### Your task
Produce an exact copy of all the data below, dropping every image.

### Materials provided
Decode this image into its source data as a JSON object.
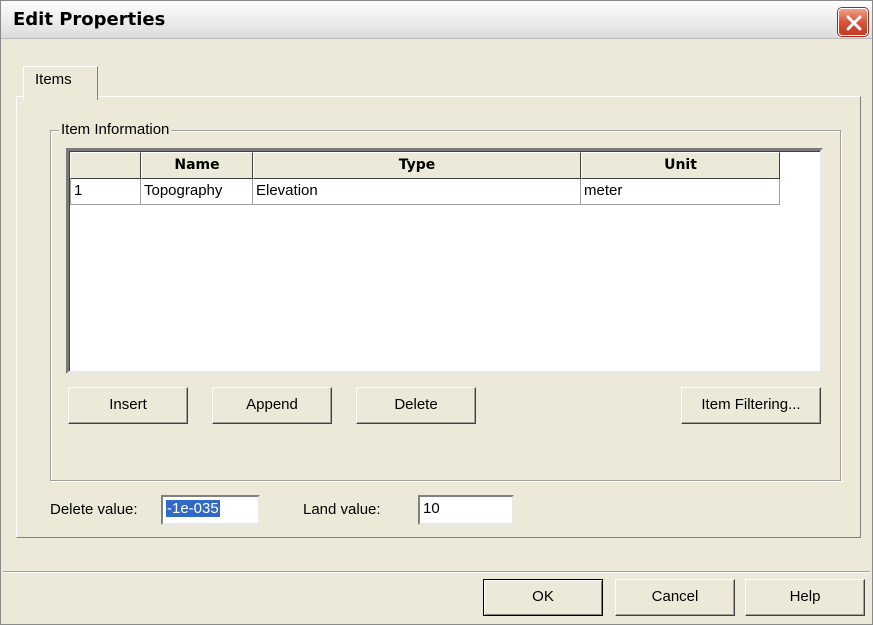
{
  "window": {
    "title": "Edit Properties",
    "close_icon": "close-icon"
  },
  "tabs": [
    {
      "label": "Items",
      "selected": true
    }
  ],
  "group": {
    "label": "Item Information",
    "columns": [
      "",
      "Name",
      "Type",
      "Unit"
    ],
    "rows": [
      {
        "index": "1",
        "name": "Topography",
        "type": "Elevation",
        "unit": "meter"
      }
    ],
    "buttons": {
      "insert": "Insert",
      "append": "Append",
      "delete": "Delete",
      "filtering": "Item Filtering..."
    }
  },
  "fields": {
    "delete_value_label": "Delete value:",
    "delete_value": "-1e-035",
    "land_value_label": "Land value:",
    "land_value": "10"
  },
  "footer": {
    "ok": "OK",
    "cancel": "Cancel",
    "help": "Help"
  },
  "colors": {
    "dialog_bg": "#ece9d8",
    "close_button": "#d8543a",
    "selection": "#316ac5"
  }
}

### Result below
Decode this image into its source data as a JSON object.
{
  "window": {
    "title": "Edit Properties",
    "close_icon": "close-icon"
  },
  "tabs": [
    {
      "label": "Items",
      "selected": true
    }
  ],
  "group": {
    "label": "Item Information",
    "columns": [
      "",
      "Name",
      "Type",
      "Unit"
    ],
    "rows": [
      {
        "index": "1",
        "name": "Topography",
        "type": "Elevation",
        "unit": "meter"
      }
    ],
    "buttons": {
      "insert": "Insert",
      "append": "Append",
      "delete": "Delete",
      "filtering": "Item Filtering..."
    }
  },
  "fields": {
    "delete_value_label": "Delete value:",
    "delete_value": "-1e-035",
    "land_value_label": "Land value:",
    "land_value": "10"
  },
  "footer": {
    "ok": "OK",
    "cancel": "Cancel",
    "help": "Help"
  },
  "colors": {
    "dialog_bg": "#ece9d8",
    "close_button": "#d8543a",
    "selection": "#316ac5"
  }
}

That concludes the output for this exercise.